> _What the task asks_
Copy out all of the material, matching it word for word.

> _Information supplied_
○ ○ ○ ○ ○ ○ ○
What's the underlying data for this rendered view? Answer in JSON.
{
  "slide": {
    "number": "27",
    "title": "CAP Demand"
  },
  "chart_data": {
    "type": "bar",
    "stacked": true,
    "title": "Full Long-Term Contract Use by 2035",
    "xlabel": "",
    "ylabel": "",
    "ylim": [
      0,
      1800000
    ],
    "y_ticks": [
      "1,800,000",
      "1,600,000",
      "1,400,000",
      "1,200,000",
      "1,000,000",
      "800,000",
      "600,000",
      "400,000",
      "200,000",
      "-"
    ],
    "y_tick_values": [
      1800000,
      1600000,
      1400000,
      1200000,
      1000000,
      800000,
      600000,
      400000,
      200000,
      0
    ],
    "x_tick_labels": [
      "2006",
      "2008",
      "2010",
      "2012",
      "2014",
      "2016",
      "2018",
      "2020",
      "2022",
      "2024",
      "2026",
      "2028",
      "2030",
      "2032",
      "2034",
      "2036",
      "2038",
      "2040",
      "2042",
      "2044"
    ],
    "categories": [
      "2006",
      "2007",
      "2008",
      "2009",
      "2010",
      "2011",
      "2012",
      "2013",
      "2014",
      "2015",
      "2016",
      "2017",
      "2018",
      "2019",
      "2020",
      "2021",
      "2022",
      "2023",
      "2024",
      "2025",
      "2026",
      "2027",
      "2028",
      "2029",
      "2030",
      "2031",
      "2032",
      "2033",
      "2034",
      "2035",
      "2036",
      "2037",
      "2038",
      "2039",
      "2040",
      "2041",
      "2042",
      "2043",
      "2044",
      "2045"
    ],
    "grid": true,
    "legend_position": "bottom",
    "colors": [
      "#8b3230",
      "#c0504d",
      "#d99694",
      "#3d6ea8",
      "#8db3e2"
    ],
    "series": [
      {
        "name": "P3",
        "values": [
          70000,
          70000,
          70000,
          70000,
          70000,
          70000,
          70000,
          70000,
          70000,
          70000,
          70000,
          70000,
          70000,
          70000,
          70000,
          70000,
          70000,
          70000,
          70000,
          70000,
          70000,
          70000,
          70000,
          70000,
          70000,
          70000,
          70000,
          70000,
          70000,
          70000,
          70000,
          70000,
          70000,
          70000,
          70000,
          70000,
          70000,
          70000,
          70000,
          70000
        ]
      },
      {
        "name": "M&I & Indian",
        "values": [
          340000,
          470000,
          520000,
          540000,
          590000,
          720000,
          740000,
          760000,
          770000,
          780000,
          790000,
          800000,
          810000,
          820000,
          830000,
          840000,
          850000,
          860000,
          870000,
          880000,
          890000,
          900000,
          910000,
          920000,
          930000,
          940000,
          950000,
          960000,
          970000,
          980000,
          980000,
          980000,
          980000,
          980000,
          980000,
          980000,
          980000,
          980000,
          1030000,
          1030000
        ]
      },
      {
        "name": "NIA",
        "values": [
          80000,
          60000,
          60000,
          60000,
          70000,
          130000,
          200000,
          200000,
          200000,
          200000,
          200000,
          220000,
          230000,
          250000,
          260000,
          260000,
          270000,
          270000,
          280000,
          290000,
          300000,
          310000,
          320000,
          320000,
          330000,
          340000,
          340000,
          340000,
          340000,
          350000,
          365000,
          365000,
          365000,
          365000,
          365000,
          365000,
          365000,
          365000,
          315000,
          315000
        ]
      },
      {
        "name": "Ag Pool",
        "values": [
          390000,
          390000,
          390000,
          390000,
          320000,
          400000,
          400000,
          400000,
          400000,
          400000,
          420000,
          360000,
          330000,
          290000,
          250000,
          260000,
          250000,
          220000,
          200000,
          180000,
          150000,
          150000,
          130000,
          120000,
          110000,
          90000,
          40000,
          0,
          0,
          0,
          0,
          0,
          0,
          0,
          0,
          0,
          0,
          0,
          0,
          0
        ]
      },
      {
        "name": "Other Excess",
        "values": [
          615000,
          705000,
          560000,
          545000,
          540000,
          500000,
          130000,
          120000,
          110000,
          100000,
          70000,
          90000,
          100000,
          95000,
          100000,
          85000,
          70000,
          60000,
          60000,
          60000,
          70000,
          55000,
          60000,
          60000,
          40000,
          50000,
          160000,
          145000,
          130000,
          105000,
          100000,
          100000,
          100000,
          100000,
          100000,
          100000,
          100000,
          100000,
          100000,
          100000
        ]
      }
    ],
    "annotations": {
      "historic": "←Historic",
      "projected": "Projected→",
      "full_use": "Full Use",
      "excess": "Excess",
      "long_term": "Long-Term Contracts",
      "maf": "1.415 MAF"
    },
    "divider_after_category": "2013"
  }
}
○ ○ ○ ○ ○ ○ ○
> _Task solution_
What's the underlying data for this rendered view? Answer in JSON.
{
  "slide": {
    "number": "27",
    "title": "CAP Demand"
  },
  "chart_data": {
    "type": "bar",
    "stacked": true,
    "title": "Full Long-Term Contract Use by 2035",
    "xlabel": "",
    "ylabel": "",
    "ylim": [
      0,
      1800000
    ],
    "y_ticks": [
      "1,800,000",
      "1,600,000",
      "1,400,000",
      "1,200,000",
      "1,000,000",
      "800,000",
      "600,000",
      "400,000",
      "200,000",
      "-"
    ],
    "y_tick_values": [
      1800000,
      1600000,
      1400000,
      1200000,
      1000000,
      800000,
      600000,
      400000,
      200000,
      0
    ],
    "x_tick_labels": [
      "2006",
      "2008",
      "2010",
      "2012",
      "2014",
      "2016",
      "2018",
      "2020",
      "2022",
      "2024",
      "2026",
      "2028",
      "2030",
      "2032",
      "2034",
      "2036",
      "2038",
      "2040",
      "2042",
      "2044"
    ],
    "categories": [
      "2006",
      "2007",
      "2008",
      "2009",
      "2010",
      "2011",
      "2012",
      "2013",
      "2014",
      "2015",
      "2016",
      "2017",
      "2018",
      "2019",
      "2020",
      "2021",
      "2022",
      "2023",
      "2024",
      "2025",
      "2026",
      "2027",
      "2028",
      "2029",
      "2030",
      "2031",
      "2032",
      "2033",
      "2034",
      "2035",
      "2036",
      "2037",
      "2038",
      "2039",
      "2040",
      "2041",
      "2042",
      "2043",
      "2044",
      "2045"
    ],
    "grid": true,
    "legend_position": "bottom",
    "colors": [
      "#8b3230",
      "#c0504d",
      "#d99694",
      "#3d6ea8",
      "#8db3e2"
    ],
    "series": [
      {
        "name": "P3",
        "values": [
          70000,
          70000,
          70000,
          70000,
          70000,
          70000,
          70000,
          70000,
          70000,
          70000,
          70000,
          70000,
          70000,
          70000,
          70000,
          70000,
          70000,
          70000,
          70000,
          70000,
          70000,
          70000,
          70000,
          70000,
          70000,
          70000,
          70000,
          70000,
          70000,
          70000,
          70000,
          70000,
          70000,
          70000,
          70000,
          70000,
          70000,
          70000,
          70000,
          70000
        ]
      },
      {
        "name": "M&I & Indian",
        "values": [
          340000,
          470000,
          520000,
          540000,
          590000,
          720000,
          740000,
          760000,
          770000,
          780000,
          790000,
          800000,
          810000,
          820000,
          830000,
          840000,
          850000,
          860000,
          870000,
          880000,
          890000,
          900000,
          910000,
          920000,
          930000,
          940000,
          950000,
          960000,
          970000,
          980000,
          980000,
          980000,
          980000,
          980000,
          980000,
          980000,
          980000,
          980000,
          1030000,
          1030000
        ]
      },
      {
        "name": "NIA",
        "values": [
          80000,
          60000,
          60000,
          60000,
          70000,
          130000,
          200000,
          200000,
          200000,
          200000,
          200000,
          220000,
          230000,
          250000,
          260000,
          260000,
          270000,
          270000,
          280000,
          290000,
          300000,
          310000,
          320000,
          320000,
          330000,
          340000,
          340000,
          340000,
          340000,
          350000,
          365000,
          365000,
          365000,
          365000,
          365000,
          365000,
          365000,
          365000,
          315000,
          315000
        ]
      },
      {
        "name": "Ag Pool",
        "values": [
          390000,
          390000,
          390000,
          390000,
          320000,
          400000,
          400000,
          400000,
          400000,
          400000,
          420000,
          360000,
          330000,
          290000,
          250000,
          260000,
          250000,
          220000,
          200000,
          180000,
          150000,
          150000,
          130000,
          120000,
          110000,
          90000,
          40000,
          0,
          0,
          0,
          0,
          0,
          0,
          0,
          0,
          0,
          0,
          0,
          0,
          0
        ]
      },
      {
        "name": "Other Excess",
        "values": [
          615000,
          705000,
          560000,
          545000,
          540000,
          500000,
          130000,
          120000,
          110000,
          100000,
          70000,
          90000,
          100000,
          95000,
          100000,
          85000,
          70000,
          60000,
          60000,
          60000,
          70000,
          55000,
          60000,
          60000,
          40000,
          50000,
          160000,
          145000,
          130000,
          105000,
          100000,
          100000,
          100000,
          100000,
          100000,
          100000,
          100000,
          100000,
          100000,
          100000
        ]
      }
    ],
    "annotations": {
      "historic": "←Historic",
      "projected": "Projected→",
      "full_use": "Full Use",
      "excess": "Excess",
      "long_term": "Long-Term Contracts",
      "maf": "1.415 MAF"
    },
    "divider_after_category": "2013"
  }
}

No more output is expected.